#### PROBLEM DESCRIPTION:
Write every entry out again exactly, please, and skip the pictures.

— START OF AVAILABLE DATA —

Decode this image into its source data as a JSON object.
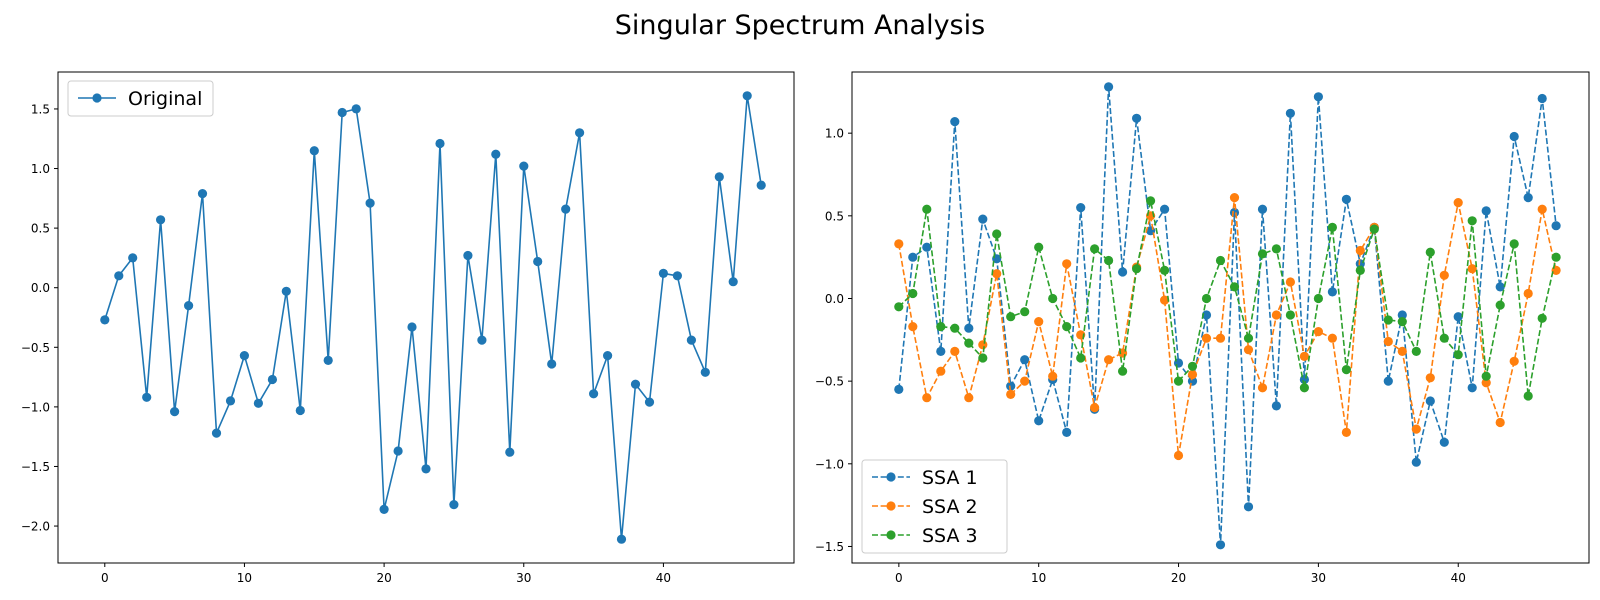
{
  "figure": {
    "title": "Singular Spectrum Analysis"
  },
  "colors": {
    "blue": "#1f77b4",
    "orange": "#ff7f0e",
    "green": "#2ca02c"
  },
  "chart_data": [
    {
      "type": "line",
      "title": "",
      "xlabel": "",
      "ylabel": "",
      "xlim": [
        -3.35,
        49.35
      ],
      "ylim": [
        -2.31,
        1.81
      ],
      "xticks": [
        0,
        10,
        20,
        30,
        40
      ],
      "yticks": [
        -2.0,
        -1.5,
        -1.0,
        -0.5,
        0.0,
        0.5,
        1.0,
        1.5
      ],
      "ytick_labels": [
        "−2.0",
        "−1.5",
        "−1.0",
        "−0.5",
        "0.0",
        "0.5",
        "1.0",
        "1.5"
      ],
      "legend_position": "upper left",
      "grid": false,
      "series": [
        {
          "name": "Original",
          "color": "#1f77b4",
          "linestyle": "solid",
          "marker": "circle",
          "values": [
            -0.27,
            0.1,
            0.25,
            -0.92,
            0.57,
            -1.04,
            -0.15,
            0.79,
            -1.22,
            -0.95,
            -0.57,
            -0.97,
            -0.77,
            -0.03,
            -1.03,
            1.15,
            -0.61,
            1.47,
            1.5,
            0.71,
            -1.86,
            -1.37,
            -0.33,
            -1.52,
            1.21,
            -1.82,
            0.27,
            -0.44,
            1.12,
            -1.38,
            1.02,
            0.22,
            -0.64,
            0.66,
            1.3,
            -0.89,
            -0.57,
            -2.11,
            -0.81,
            -0.96,
            0.12,
            0.1,
            -0.44,
            -0.71,
            0.93,
            0.05,
            1.61,
            0.86
          ]
        }
      ]
    },
    {
      "type": "line",
      "title": "",
      "xlabel": "",
      "ylabel": "",
      "xlim": [
        -3.35,
        49.35
      ],
      "ylim": [
        -1.6,
        1.37
      ],
      "xticks": [
        0,
        10,
        20,
        30,
        40
      ],
      "yticks": [
        -1.5,
        -1.0,
        -0.5,
        0.0,
        0.5,
        1.0
      ],
      "ytick_labels": [
        "−1.5",
        "−1.0",
        "−0.5",
        "0.0",
        "0.5",
        "1.0"
      ],
      "legend_position": "lower left",
      "grid": false,
      "series": [
        {
          "name": "SSA 1",
          "color": "#1f77b4",
          "linestyle": "dashed",
          "marker": "circle",
          "values": [
            -0.55,
            0.25,
            0.31,
            -0.32,
            1.07,
            -0.18,
            0.48,
            0.24,
            -0.53,
            -0.37,
            -0.74,
            -0.49,
            -0.81,
            0.55,
            -0.67,
            1.28,
            0.16,
            1.09,
            0.41,
            0.54,
            -0.39,
            -0.5,
            -0.1,
            -1.49,
            0.52,
            -1.26,
            0.54,
            -0.65,
            1.12,
            -0.49,
            1.22,
            0.04,
            0.6,
            0.21,
            0.43,
            -0.5,
            -0.1,
            -0.99,
            -0.62,
            -0.87,
            -0.11,
            -0.54,
            0.53,
            0.07,
            0.98,
            0.61,
            1.21,
            0.44
          ]
        },
        {
          "name": "SSA 2",
          "color": "#ff7f0e",
          "linestyle": "dashed",
          "marker": "circle",
          "values": [
            0.33,
            -0.17,
            -0.6,
            -0.44,
            -0.32,
            -0.6,
            -0.28,
            0.15,
            -0.58,
            -0.5,
            -0.14,
            -0.47,
            0.21,
            -0.22,
            -0.66,
            -0.37,
            -0.33,
            0.19,
            0.5,
            -0.01,
            -0.95,
            -0.46,
            -0.24,
            -0.24,
            0.61,
            -0.31,
            -0.54,
            -0.1,
            0.1,
            -0.35,
            -0.2,
            -0.24,
            -0.81,
            0.29,
            0.43,
            -0.26,
            -0.32,
            -0.79,
            -0.48,
            0.14,
            0.58,
            0.18,
            -0.51,
            -0.75,
            -0.38,
            0.03,
            0.54,
            0.17
          ]
        },
        {
          "name": "SSA 3",
          "color": "#2ca02c",
          "linestyle": "dashed",
          "marker": "circle",
          "values": [
            -0.05,
            0.03,
            0.54,
            -0.17,
            -0.18,
            -0.27,
            -0.36,
            0.39,
            -0.11,
            -0.08,
            0.31,
            0.0,
            -0.17,
            -0.36,
            0.3,
            0.23,
            -0.44,
            0.18,
            0.59,
            0.17,
            -0.5,
            -0.41,
            0.0,
            0.23,
            0.07,
            -0.24,
            0.27,
            0.3,
            -0.1,
            -0.54,
            0.0,
            0.43,
            -0.43,
            0.17,
            0.42,
            -0.13,
            -0.14,
            -0.32,
            0.28,
            -0.24,
            -0.34,
            0.47,
            -0.47,
            -0.04,
            0.33,
            -0.59,
            -0.12,
            0.25
          ]
        }
      ]
    }
  ]
}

— END OF AVAILABLE DATA —

#### TASK RESPONSE:
Decode this image into its source data as a JSON object.
{
  "figure": {
    "title": "Singular Spectrum Analysis"
  },
  "colors": {
    "blue": "#1f77b4",
    "orange": "#ff7f0e",
    "green": "#2ca02c"
  },
  "chart_data": [
    {
      "type": "line",
      "title": "",
      "xlabel": "",
      "ylabel": "",
      "xlim": [
        -3.35,
        49.35
      ],
      "ylim": [
        -2.31,
        1.81
      ],
      "xticks": [
        0,
        10,
        20,
        30,
        40
      ],
      "yticks": [
        -2.0,
        -1.5,
        -1.0,
        -0.5,
        0.0,
        0.5,
        1.0,
        1.5
      ],
      "ytick_labels": [
        "−2.0",
        "−1.5",
        "−1.0",
        "−0.5",
        "0.0",
        "0.5",
        "1.0",
        "1.5"
      ],
      "legend_position": "upper left",
      "grid": false,
      "series": [
        {
          "name": "Original",
          "color": "#1f77b4",
          "linestyle": "solid",
          "marker": "circle",
          "values": [
            -0.27,
            0.1,
            0.25,
            -0.92,
            0.57,
            -1.04,
            -0.15,
            0.79,
            -1.22,
            -0.95,
            -0.57,
            -0.97,
            -0.77,
            -0.03,
            -1.03,
            1.15,
            -0.61,
            1.47,
            1.5,
            0.71,
            -1.86,
            -1.37,
            -0.33,
            -1.52,
            1.21,
            -1.82,
            0.27,
            -0.44,
            1.12,
            -1.38,
            1.02,
            0.22,
            -0.64,
            0.66,
            1.3,
            -0.89,
            -0.57,
            -2.11,
            -0.81,
            -0.96,
            0.12,
            0.1,
            -0.44,
            -0.71,
            0.93,
            0.05,
            1.61,
            0.86
          ]
        }
      ]
    },
    {
      "type": "line",
      "title": "",
      "xlabel": "",
      "ylabel": "",
      "xlim": [
        -3.35,
        49.35
      ],
      "ylim": [
        -1.6,
        1.37
      ],
      "xticks": [
        0,
        10,
        20,
        30,
        40
      ],
      "yticks": [
        -1.5,
        -1.0,
        -0.5,
        0.0,
        0.5,
        1.0
      ],
      "ytick_labels": [
        "−1.5",
        "−1.0",
        "−0.5",
        "0.0",
        "0.5",
        "1.0"
      ],
      "legend_position": "lower left",
      "grid": false,
      "series": [
        {
          "name": "SSA 1",
          "color": "#1f77b4",
          "linestyle": "dashed",
          "marker": "circle",
          "values": [
            -0.55,
            0.25,
            0.31,
            -0.32,
            1.07,
            -0.18,
            0.48,
            0.24,
            -0.53,
            -0.37,
            -0.74,
            -0.49,
            -0.81,
            0.55,
            -0.67,
            1.28,
            0.16,
            1.09,
            0.41,
            0.54,
            -0.39,
            -0.5,
            -0.1,
            -1.49,
            0.52,
            -1.26,
            0.54,
            -0.65,
            1.12,
            -0.49,
            1.22,
            0.04,
            0.6,
            0.21,
            0.43,
            -0.5,
            -0.1,
            -0.99,
            -0.62,
            -0.87,
            -0.11,
            -0.54,
            0.53,
            0.07,
            0.98,
            0.61,
            1.21,
            0.44
          ]
        },
        {
          "name": "SSA 2",
          "color": "#ff7f0e",
          "linestyle": "dashed",
          "marker": "circle",
          "values": [
            0.33,
            -0.17,
            -0.6,
            -0.44,
            -0.32,
            -0.6,
            -0.28,
            0.15,
            -0.58,
            -0.5,
            -0.14,
            -0.47,
            0.21,
            -0.22,
            -0.66,
            -0.37,
            -0.33,
            0.19,
            0.5,
            -0.01,
            -0.95,
            -0.46,
            -0.24,
            -0.24,
            0.61,
            -0.31,
            -0.54,
            -0.1,
            0.1,
            -0.35,
            -0.2,
            -0.24,
            -0.81,
            0.29,
            0.43,
            -0.26,
            -0.32,
            -0.79,
            -0.48,
            0.14,
            0.58,
            0.18,
            -0.51,
            -0.75,
            -0.38,
            0.03,
            0.54,
            0.17
          ]
        },
        {
          "name": "SSA 3",
          "color": "#2ca02c",
          "linestyle": "dashed",
          "marker": "circle",
          "values": [
            -0.05,
            0.03,
            0.54,
            -0.17,
            -0.18,
            -0.27,
            -0.36,
            0.39,
            -0.11,
            -0.08,
            0.31,
            0.0,
            -0.17,
            -0.36,
            0.3,
            0.23,
            -0.44,
            0.18,
            0.59,
            0.17,
            -0.5,
            -0.41,
            0.0,
            0.23,
            0.07,
            -0.24,
            0.27,
            0.3,
            -0.1,
            -0.54,
            0.0,
            0.43,
            -0.43,
            0.17,
            0.42,
            -0.13,
            -0.14,
            -0.32,
            0.28,
            -0.24,
            -0.34,
            0.47,
            -0.47,
            -0.04,
            0.33,
            -0.59,
            -0.12,
            0.25
          ]
        }
      ]
    }
  ]
}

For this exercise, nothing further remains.